→ **TASK REQUIREMENTS**
Below are some records; reproduce every one of them exactly.

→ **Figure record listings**
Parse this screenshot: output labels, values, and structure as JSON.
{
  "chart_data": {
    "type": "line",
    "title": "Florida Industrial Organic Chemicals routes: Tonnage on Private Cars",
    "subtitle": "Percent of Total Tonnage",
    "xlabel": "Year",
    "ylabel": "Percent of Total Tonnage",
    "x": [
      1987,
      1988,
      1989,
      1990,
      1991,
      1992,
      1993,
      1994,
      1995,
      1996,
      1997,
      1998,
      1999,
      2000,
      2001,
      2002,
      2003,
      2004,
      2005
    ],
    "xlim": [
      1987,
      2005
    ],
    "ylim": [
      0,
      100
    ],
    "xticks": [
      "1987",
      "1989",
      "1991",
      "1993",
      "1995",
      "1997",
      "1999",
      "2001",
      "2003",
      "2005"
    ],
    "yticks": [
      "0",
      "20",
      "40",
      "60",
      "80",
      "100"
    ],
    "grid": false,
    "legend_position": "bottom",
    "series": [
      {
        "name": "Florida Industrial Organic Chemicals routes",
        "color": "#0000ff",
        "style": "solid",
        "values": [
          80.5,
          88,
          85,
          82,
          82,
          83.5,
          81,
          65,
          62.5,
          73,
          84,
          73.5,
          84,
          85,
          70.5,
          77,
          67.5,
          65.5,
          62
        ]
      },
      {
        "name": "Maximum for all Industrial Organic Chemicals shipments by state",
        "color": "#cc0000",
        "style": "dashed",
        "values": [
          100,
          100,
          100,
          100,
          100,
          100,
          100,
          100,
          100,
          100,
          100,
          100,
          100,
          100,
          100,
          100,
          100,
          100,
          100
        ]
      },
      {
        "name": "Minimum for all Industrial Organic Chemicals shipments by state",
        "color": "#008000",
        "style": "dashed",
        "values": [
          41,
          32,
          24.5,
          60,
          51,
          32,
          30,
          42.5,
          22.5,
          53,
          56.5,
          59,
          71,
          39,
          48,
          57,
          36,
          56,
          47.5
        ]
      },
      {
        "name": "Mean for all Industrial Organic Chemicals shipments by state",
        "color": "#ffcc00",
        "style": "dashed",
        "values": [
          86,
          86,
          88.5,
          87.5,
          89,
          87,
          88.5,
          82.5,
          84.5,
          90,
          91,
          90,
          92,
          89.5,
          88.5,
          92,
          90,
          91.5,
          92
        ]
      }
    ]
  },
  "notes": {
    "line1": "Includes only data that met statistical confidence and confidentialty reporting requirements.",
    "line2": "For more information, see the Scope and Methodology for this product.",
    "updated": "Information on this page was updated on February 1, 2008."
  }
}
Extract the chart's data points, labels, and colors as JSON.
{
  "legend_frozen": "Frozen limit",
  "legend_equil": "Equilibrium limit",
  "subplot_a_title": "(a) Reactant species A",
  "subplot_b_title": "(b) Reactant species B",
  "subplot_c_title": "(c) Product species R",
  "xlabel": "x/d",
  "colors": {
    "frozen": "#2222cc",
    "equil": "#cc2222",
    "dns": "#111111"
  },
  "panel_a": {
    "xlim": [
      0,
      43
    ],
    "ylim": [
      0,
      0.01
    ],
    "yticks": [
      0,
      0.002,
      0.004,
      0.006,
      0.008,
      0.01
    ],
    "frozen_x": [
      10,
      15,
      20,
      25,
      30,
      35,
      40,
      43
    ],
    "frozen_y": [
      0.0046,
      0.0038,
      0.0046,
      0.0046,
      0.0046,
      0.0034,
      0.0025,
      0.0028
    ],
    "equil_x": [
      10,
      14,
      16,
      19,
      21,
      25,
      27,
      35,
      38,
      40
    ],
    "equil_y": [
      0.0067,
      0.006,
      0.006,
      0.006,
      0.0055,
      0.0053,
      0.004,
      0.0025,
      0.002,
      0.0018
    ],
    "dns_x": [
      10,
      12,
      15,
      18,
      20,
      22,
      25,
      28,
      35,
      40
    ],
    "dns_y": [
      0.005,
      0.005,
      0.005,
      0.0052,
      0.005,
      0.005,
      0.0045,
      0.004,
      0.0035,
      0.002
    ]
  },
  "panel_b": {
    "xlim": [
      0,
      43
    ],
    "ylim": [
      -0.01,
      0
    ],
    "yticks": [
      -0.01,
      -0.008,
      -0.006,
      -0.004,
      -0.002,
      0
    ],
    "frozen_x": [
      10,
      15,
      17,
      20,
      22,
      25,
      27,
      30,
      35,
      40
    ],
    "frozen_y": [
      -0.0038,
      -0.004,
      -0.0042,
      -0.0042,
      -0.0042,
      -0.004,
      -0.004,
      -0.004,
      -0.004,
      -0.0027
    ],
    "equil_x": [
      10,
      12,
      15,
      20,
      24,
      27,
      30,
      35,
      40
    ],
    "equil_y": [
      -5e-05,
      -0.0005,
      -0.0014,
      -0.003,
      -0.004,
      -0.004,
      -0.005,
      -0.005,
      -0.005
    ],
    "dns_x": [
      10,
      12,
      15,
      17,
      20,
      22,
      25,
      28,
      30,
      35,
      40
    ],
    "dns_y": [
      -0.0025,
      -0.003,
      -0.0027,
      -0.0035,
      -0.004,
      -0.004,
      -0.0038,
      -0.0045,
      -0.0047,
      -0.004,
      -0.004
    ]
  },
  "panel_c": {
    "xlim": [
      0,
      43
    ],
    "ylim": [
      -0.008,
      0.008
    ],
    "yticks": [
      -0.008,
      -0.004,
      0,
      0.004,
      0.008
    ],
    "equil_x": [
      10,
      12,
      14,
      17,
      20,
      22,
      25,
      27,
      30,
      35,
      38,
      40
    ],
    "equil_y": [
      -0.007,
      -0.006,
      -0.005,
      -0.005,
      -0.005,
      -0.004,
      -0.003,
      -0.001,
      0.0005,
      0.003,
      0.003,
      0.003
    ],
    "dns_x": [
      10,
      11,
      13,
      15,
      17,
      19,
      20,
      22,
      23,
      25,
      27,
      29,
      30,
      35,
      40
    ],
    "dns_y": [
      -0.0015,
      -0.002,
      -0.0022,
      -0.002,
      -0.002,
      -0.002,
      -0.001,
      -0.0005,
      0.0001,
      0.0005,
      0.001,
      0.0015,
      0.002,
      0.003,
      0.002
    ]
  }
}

→ **REPLY**
Parse this screenshot: output labels, values, and structure as JSON.
{
  "chart_data": {
    "type": "line",
    "title": "Florida Industrial Organic Chemicals routes: Tonnage on Private Cars",
    "subtitle": "Percent of Total Tonnage",
    "xlabel": "Year",
    "ylabel": "Percent of Total Tonnage",
    "x": [
      1987,
      1988,
      1989,
      1990,
      1991,
      1992,
      1993,
      1994,
      1995,
      1996,
      1997,
      1998,
      1999,
      2000,
      2001,
      2002,
      2003,
      2004,
      2005
    ],
    "xlim": [
      1987,
      2005
    ],
    "ylim": [
      0,
      100
    ],
    "xticks": [
      "1987",
      "1989",
      "1991",
      "1993",
      "1995",
      "1997",
      "1999",
      "2001",
      "2003",
      "2005"
    ],
    "yticks": [
      "0",
      "20",
      "40",
      "60",
      "80",
      "100"
    ],
    "grid": false,
    "legend_position": "bottom",
    "series": [
      {
        "name": "Florida Industrial Organic Chemicals routes",
        "color": "#0000ff",
        "style": "solid",
        "values": [
          80.5,
          88,
          85,
          82,
          82,
          83.5,
          81,
          65,
          62.5,
          73,
          84,
          73.5,
          84,
          85,
          70.5,
          77,
          67.5,
          65.5,
          62
        ]
      },
      {
        "name": "Maximum for all Industrial Organic Chemicals shipments by state",
        "color": "#cc0000",
        "style": "dashed",
        "values": [
          100,
          100,
          100,
          100,
          100,
          100,
          100,
          100,
          100,
          100,
          100,
          100,
          100,
          100,
          100,
          100,
          100,
          100,
          100
        ]
      },
      {
        "name": "Minimum for all Industrial Organic Chemicals shipments by state",
        "color": "#008000",
        "style": "dashed",
        "values": [
          41,
          32,
          24.5,
          60,
          51,
          32,
          30,
          42.5,
          22.5,
          53,
          56.5,
          59,
          71,
          39,
          48,
          57,
          36,
          56,
          47.5
        ]
      },
      {
        "name": "Mean for all Industrial Organic Chemicals shipments by state",
        "color": "#ffcc00",
        "style": "dashed",
        "values": [
          86,
          86,
          88.5,
          87.5,
          89,
          87,
          88.5,
          82.5,
          84.5,
          90,
          91,
          90,
          92,
          89.5,
          88.5,
          92,
          90,
          91.5,
          92
        ]
      }
    ]
  },
  "notes": {
    "line1": "Includes only data that met statistical confidence and confidentialty reporting requirements.",
    "line2": "For more information, see the Scope and Methodology for this product.",
    "updated": "Information on this page was updated on February 1, 2008."
  }
}
Extract the chart's data points, labels, and colors as JSON.
{
  "legend_frozen": "Frozen limit",
  "legend_equil": "Equilibrium limit",
  "subplot_a_title": "(a) Reactant species A",
  "subplot_b_title": "(b) Reactant species B",
  "subplot_c_title": "(c) Product species R",
  "xlabel": "x/d",
  "colors": {
    "frozen": "#2222cc",
    "equil": "#cc2222",
    "dns": "#111111"
  },
  "panel_a": {
    "xlim": [
      0,
      43
    ],
    "ylim": [
      0,
      0.01
    ],
    "yticks": [
      0,
      0.002,
      0.004,
      0.006,
      0.008,
      0.01
    ],
    "frozen_x": [
      10,
      15,
      20,
      25,
      30,
      35,
      40,
      43
    ],
    "frozen_y": [
      0.0046,
      0.0038,
      0.0046,
      0.0046,
      0.0046,
      0.0034,
      0.0025,
      0.0028
    ],
    "equil_x": [
      10,
      14,
      16,
      19,
      21,
      25,
      27,
      35,
      38,
      40
    ],
    "equil_y": [
      0.0067,
      0.006,
      0.006,
      0.006,
      0.0055,
      0.0053,
      0.004,
      0.0025,
      0.002,
      0.0018
    ],
    "dns_x": [
      10,
      12,
      15,
      18,
      20,
      22,
      25,
      28,
      35,
      40
    ],
    "dns_y": [
      0.005,
      0.005,
      0.005,
      0.0052,
      0.005,
      0.005,
      0.0045,
      0.004,
      0.0035,
      0.002
    ]
  },
  "panel_b": {
    "xlim": [
      0,
      43
    ],
    "ylim": [
      -0.01,
      0
    ],
    "yticks": [
      -0.01,
      -0.008,
      -0.006,
      -0.004,
      -0.002,
      0
    ],
    "frozen_x": [
      10,
      15,
      17,
      20,
      22,
      25,
      27,
      30,
      35,
      40
    ],
    "frozen_y": [
      -0.0038,
      -0.004,
      -0.0042,
      -0.0042,
      -0.0042,
      -0.004,
      -0.004,
      -0.004,
      -0.004,
      -0.0027
    ],
    "equil_x": [
      10,
      12,
      15,
      20,
      24,
      27,
      30,
      35,
      40
    ],
    "equil_y": [
      -5e-05,
      -0.0005,
      -0.0014,
      -0.003,
      -0.004,
      -0.004,
      -0.005,
      -0.005,
      -0.005
    ],
    "dns_x": [
      10,
      12,
      15,
      17,
      20,
      22,
      25,
      28,
      30,
      35,
      40
    ],
    "dns_y": [
      -0.0025,
      -0.003,
      -0.0027,
      -0.0035,
      -0.004,
      -0.004,
      -0.0038,
      -0.0045,
      -0.0047,
      -0.004,
      -0.004
    ]
  },
  "panel_c": {
    "xlim": [
      0,
      43
    ],
    "ylim": [
      -0.008,
      0.008
    ],
    "yticks": [
      -0.008,
      -0.004,
      0,
      0.004,
      0.008
    ],
    "equil_x": [
      10,
      12,
      14,
      17,
      20,
      22,
      25,
      27,
      30,
      35,
      38,
      40
    ],
    "equil_y": [
      -0.007,
      -0.006,
      -0.005,
      -0.005,
      -0.005,
      -0.004,
      -0.003,
      -0.001,
      0.0005,
      0.003,
      0.003,
      0.003
    ],
    "dns_x": [
      10,
      11,
      13,
      15,
      17,
      19,
      20,
      22,
      23,
      25,
      27,
      29,
      30,
      35,
      40
    ],
    "dns_y": [
      -0.0015,
      -0.002,
      -0.0022,
      -0.002,
      -0.002,
      -0.002,
      -0.001,
      -0.0005,
      0.0001,
      0.0005,
      0.001,
      0.0015,
      0.002,
      0.003,
      0.002
    ]
  }
}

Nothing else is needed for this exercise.